╭─ Given records
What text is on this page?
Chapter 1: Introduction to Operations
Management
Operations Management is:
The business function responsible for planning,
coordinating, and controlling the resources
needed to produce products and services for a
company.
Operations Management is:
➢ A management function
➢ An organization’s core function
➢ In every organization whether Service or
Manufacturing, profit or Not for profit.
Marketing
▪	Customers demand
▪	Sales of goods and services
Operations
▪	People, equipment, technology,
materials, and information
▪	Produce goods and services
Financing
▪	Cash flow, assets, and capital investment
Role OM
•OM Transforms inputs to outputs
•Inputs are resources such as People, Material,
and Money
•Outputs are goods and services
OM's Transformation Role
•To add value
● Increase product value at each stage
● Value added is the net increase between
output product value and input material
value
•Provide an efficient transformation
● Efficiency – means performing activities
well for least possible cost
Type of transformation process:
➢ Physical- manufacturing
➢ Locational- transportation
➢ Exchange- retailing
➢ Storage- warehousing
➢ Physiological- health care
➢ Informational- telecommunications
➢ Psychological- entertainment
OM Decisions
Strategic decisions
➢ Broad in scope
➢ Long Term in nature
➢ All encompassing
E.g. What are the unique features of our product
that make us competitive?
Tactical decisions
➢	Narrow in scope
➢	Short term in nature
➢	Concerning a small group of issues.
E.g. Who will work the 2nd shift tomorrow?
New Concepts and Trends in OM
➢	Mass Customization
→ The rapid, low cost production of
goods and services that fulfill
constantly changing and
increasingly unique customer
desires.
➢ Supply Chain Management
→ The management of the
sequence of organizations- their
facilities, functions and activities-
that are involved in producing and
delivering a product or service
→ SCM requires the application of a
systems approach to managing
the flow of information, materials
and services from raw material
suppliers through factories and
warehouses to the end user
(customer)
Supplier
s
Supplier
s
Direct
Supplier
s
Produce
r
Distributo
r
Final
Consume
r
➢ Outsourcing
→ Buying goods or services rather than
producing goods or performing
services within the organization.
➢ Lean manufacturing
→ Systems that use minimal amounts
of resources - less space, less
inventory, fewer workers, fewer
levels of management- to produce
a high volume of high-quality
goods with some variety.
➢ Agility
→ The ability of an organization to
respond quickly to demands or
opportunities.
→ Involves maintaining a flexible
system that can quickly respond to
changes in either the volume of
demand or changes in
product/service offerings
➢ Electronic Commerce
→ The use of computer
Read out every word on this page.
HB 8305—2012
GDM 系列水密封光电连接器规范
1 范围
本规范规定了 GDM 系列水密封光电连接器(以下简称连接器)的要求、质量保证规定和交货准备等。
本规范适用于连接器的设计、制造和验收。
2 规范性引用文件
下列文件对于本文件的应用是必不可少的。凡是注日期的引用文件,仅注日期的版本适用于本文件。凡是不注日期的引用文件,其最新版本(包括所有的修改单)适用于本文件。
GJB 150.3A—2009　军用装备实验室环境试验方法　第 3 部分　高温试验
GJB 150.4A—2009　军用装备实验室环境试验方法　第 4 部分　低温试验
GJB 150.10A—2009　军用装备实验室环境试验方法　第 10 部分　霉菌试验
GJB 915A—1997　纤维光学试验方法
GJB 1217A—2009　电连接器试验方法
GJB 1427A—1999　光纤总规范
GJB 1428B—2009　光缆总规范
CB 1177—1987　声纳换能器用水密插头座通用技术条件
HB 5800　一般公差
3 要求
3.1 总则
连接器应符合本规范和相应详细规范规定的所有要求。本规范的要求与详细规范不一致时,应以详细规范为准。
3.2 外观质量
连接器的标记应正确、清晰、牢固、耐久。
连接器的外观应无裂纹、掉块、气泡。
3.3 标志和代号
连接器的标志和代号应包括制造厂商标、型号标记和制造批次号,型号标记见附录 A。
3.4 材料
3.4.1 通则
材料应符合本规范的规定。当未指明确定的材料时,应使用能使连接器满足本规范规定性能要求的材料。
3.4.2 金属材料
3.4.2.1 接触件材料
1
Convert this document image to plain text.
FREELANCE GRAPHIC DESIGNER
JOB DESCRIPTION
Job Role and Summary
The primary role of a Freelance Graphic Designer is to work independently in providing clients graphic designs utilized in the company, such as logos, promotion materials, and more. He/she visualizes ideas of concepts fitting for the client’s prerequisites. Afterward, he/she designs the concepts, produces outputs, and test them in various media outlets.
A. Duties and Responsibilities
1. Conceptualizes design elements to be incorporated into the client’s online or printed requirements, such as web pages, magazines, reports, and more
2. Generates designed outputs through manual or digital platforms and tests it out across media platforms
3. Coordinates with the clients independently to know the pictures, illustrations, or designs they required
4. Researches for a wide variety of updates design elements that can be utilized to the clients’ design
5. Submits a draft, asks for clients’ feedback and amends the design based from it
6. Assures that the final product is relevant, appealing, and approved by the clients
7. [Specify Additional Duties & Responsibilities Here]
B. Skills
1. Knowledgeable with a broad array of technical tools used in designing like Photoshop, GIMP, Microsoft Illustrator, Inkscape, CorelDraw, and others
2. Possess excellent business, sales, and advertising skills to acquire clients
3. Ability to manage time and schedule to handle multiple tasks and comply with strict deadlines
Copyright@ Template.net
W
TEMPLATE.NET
╰─
▶ The request: Note each line of the entries that has "flow" in it, and copy those lines.

▶ Task result:
▪	Cash flow, assets, and capital investment
the flow of information, materials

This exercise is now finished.